§ **Instruções**:
[1] Segundo o texto sobre o filme Loucamente Apaixonados, em que festival e em que ano o filme fez sucesso?
[2] Diga se cada afirmação concorda com o texto sobre o filme Loucamente Apaixonados, respondendo sim ou não e citando as palavras do texto que decidem a questão: (a) Anna é uma britânica que vai estudar em Los Angeles. (b) O filme foi feito com câmeras Canon 7D. (c) O filme tem um ritmo acelerado.
[3] Prossiga com o texto sobre o filme Loucamente Apaixonados a partir da última frase apresentada.

Excertos

por Rodrigo Ghedin

Loucamente equivocados

Cena de Loucamente Apaixonados.

Dia desses estava zapeando a Netflix em busca de um filme açucarado. (Às vezes o nível de glicose sentimental baixa e nada é melhor que duas horas vendo a felicidade fictícia alheia para restaurá-lo.) Encontrei Loucamente Apaixonados, de Drake Doremus. O algoritmo da Netflix disse que eu iria gostar, e como ele é o melhor amigo para indicar filmes, aceitei a sugestão. E isso foi antes de eu saber que o filme foi feito com umas Canon 7D, custou uma mixaria e foi a sensação no Festival Sundance em 2011.

Para quem esperava um pote de mel, Loucamente Apaixonados é um xarope que engana — docinho no começo, amargo no final. O filme conta a história de Anna (Felicity Jones), uma britânica que vai estudar um tempo em Los Angeles e acaba se apaixonando por um nativo, também universitário, que projeta cadeiras, Jacob (Anton Yelchin). Aí ela dá uma banana à imigração, o que zoa totalmente o seu visto americano e, por isso, os dois entram numa lenga-lenga intercontinental aparentemente interminável.

Parece chato falando assim, mas a montagem do filme dribla esse potencial problema com saltos temporais e uma sutileza tremenda em deixar aspectos importantes (e óbvios) de um relacionamento subentendidos, fora da tela. É um filme que engloba um grande espaço temporal e, ainda assim, tem um ritmo lento, capaz de desenvolver o argumento sem pressa.

Jacob e Anna terminam e reatam, encontram outros parceiros nesse meio tempo para apenas dispensá-los mais tarde e voltarem aos braços um do outro, têm discussões idiotas, têm momentos delicados de cumplicidade, são displicentes em coisas importantes e super dramáticos em alguns aspectos clichês — pense no “estávamos dando um tempo” do Ross, de Friends, num contexto dramático em vez de voltado à comédia. É o tipo de casal de que eu jamais quereria fazer parte.

§ **Dados fornecidos**:

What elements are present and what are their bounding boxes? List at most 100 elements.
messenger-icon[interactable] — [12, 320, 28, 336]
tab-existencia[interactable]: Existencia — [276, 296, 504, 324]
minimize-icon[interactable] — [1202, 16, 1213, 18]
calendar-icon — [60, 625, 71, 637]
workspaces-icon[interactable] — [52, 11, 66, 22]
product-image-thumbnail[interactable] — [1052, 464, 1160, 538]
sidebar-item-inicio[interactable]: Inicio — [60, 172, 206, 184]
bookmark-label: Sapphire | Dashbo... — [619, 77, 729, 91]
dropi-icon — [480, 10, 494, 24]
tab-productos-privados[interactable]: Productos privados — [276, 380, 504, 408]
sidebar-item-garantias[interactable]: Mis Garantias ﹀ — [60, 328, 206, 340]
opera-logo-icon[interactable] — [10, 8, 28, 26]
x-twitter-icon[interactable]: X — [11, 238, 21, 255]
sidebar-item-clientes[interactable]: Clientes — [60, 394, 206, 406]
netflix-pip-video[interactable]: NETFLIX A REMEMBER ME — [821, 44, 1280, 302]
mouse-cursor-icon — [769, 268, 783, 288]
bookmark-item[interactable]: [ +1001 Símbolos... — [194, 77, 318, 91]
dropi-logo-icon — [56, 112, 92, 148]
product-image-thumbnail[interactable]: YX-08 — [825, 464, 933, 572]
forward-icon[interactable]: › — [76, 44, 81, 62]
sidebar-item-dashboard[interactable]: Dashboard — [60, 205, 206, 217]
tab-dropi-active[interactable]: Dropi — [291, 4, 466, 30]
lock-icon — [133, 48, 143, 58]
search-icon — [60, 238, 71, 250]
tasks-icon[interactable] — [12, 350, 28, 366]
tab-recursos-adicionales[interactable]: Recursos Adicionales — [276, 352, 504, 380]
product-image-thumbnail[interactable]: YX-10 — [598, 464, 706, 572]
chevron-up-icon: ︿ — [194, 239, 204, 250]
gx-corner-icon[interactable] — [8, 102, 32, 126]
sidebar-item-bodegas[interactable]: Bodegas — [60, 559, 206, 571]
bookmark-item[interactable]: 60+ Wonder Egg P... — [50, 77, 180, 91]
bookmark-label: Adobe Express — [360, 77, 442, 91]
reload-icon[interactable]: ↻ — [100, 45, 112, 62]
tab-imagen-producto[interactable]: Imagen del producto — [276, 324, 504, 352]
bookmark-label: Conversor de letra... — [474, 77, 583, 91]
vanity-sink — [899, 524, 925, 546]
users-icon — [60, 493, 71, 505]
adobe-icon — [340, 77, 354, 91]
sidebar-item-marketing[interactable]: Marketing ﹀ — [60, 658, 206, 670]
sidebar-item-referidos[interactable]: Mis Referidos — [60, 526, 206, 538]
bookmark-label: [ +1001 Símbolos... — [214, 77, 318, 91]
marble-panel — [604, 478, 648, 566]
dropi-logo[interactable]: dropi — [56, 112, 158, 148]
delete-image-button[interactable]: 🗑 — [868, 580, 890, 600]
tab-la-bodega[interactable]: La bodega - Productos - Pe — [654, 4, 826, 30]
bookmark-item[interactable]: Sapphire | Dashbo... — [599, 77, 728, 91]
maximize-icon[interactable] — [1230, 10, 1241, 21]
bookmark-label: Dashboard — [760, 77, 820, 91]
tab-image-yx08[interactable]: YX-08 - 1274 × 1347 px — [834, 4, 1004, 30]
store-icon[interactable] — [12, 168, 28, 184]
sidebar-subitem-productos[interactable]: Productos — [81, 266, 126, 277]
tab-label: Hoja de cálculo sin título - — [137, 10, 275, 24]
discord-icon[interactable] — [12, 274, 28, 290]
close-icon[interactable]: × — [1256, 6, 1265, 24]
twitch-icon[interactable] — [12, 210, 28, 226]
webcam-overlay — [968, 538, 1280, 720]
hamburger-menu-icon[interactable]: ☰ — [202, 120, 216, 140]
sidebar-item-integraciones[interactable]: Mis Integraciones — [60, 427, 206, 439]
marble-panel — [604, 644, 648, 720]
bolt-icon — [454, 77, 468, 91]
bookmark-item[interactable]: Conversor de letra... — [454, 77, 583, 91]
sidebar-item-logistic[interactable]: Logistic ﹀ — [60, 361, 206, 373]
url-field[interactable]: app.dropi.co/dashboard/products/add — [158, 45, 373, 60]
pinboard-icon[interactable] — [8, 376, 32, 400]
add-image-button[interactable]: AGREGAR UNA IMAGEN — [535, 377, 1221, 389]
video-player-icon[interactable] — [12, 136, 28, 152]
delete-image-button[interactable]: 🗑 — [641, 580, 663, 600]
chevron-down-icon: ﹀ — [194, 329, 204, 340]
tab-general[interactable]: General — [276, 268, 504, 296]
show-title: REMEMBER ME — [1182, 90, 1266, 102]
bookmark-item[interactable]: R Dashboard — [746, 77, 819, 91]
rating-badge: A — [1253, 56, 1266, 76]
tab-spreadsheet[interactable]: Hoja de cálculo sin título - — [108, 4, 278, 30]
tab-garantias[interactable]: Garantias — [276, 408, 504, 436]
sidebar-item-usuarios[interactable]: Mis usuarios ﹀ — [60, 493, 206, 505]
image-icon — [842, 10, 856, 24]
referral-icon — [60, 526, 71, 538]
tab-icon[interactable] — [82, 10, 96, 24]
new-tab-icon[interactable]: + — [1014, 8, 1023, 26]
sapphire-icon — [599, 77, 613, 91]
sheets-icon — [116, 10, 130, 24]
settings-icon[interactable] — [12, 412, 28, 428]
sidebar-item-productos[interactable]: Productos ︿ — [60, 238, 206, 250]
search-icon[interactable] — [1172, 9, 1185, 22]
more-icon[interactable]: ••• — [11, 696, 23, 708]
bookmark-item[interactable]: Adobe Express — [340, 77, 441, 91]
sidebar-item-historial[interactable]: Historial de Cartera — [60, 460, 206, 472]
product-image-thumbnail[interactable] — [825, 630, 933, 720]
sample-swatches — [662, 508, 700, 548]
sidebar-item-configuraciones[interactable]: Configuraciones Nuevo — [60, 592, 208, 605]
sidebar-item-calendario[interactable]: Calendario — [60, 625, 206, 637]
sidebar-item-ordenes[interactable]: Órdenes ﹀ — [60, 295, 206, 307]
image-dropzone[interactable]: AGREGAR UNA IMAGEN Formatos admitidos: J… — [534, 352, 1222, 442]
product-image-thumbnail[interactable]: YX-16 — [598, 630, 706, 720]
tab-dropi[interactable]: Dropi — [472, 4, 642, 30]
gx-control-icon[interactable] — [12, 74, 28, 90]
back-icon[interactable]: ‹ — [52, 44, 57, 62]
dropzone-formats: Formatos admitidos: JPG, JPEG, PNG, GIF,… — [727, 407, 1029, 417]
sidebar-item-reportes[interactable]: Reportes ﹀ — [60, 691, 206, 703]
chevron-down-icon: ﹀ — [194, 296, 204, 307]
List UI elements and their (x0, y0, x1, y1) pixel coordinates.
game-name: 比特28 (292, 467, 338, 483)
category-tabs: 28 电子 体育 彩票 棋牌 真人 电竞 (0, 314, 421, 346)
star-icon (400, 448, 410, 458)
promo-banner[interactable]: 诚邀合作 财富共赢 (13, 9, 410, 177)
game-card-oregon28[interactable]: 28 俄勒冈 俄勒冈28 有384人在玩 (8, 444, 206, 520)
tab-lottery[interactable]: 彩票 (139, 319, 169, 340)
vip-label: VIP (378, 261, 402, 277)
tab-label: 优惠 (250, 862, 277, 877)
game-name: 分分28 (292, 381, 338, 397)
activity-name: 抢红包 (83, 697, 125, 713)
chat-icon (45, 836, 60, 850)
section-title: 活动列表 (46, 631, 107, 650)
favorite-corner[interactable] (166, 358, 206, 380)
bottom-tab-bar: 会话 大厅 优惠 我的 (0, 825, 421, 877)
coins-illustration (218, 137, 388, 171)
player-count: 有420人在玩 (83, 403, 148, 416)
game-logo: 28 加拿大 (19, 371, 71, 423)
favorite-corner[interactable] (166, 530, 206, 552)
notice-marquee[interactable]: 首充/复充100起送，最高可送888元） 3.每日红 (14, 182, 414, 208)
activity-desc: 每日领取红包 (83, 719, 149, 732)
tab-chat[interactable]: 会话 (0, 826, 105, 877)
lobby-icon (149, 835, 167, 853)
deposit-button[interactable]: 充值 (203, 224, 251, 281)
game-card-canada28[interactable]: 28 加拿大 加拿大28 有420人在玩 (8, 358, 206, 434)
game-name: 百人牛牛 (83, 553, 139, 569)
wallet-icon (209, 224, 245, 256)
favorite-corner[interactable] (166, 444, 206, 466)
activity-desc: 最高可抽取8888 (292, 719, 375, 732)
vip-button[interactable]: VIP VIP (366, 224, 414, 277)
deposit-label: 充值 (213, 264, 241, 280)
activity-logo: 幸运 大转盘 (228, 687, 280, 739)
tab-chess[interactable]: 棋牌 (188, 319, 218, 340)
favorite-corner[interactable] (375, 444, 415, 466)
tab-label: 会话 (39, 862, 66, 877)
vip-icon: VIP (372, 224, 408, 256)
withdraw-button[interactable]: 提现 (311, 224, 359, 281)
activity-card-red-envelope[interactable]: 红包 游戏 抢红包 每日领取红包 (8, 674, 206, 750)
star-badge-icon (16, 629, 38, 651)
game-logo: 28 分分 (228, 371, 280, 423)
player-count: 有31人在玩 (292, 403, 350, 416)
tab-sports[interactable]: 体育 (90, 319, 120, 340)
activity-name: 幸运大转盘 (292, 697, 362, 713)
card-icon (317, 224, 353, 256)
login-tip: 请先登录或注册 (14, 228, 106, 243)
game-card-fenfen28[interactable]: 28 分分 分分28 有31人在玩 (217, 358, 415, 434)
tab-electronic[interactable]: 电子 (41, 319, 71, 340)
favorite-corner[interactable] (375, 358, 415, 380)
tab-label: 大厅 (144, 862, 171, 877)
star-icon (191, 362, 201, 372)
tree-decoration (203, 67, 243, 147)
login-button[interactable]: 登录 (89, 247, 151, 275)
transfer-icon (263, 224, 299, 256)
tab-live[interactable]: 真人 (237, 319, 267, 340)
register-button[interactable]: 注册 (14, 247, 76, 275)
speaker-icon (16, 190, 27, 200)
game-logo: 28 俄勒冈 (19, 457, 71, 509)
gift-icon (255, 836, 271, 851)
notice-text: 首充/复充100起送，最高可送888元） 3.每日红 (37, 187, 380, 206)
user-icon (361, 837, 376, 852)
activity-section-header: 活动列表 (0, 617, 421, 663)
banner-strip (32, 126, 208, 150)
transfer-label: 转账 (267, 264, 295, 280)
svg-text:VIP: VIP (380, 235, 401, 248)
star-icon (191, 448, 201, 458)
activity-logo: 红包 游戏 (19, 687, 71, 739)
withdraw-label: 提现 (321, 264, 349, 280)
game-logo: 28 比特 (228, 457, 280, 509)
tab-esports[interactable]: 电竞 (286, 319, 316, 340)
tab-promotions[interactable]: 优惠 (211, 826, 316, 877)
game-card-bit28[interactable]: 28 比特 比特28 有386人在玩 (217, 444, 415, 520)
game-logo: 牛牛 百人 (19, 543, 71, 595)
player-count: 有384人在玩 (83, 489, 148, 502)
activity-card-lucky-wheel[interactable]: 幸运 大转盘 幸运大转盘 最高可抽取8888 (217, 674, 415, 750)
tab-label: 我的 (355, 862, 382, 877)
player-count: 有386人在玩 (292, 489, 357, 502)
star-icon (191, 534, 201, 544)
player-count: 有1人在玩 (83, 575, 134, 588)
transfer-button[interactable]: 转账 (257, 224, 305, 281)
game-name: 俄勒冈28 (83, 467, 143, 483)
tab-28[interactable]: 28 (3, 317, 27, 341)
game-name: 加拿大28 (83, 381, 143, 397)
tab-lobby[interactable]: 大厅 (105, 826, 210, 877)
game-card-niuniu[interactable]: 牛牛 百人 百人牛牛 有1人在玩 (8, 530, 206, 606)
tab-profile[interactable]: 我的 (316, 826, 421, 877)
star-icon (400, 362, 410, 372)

§ **Respostas em ordem**:
[1] No Festival Sundance, em 2011.

[2]
(a) Sim: "uma britânica que vai estudar um tempo em Los Angeles".
(b) Sim: "o filme foi feito com umas Canon 7D".
(c) Não: "tem um ritmo lento".

[3]
O final, e cuidado com spoilers, é maravilhoso. Achei um pouco abrupto, mas foi uma sensação passageira: ele é maravilhoso. Após tantas idas e vindas, tanto sufoco para ficarem juntos, Anna rejeita um beijo de Jacob no chuveiro e sai de cena, e Jacob faz aquela cara “onde foi que errei?”, deixando um misto de confusão e indignação no espectador mais romântico.

A paixão é a faísca que faz nascer o amor, é apenas um ingrediente desse. Não são sinônimos. Poderia dizer que a distância, com encontros breves intervalados por longos períodos de separação, borrou essa diferença e os induziu à confusão, mas vemos tantos casais repetindo o erro embaixo do mesmo teto… talvez não seja o caso.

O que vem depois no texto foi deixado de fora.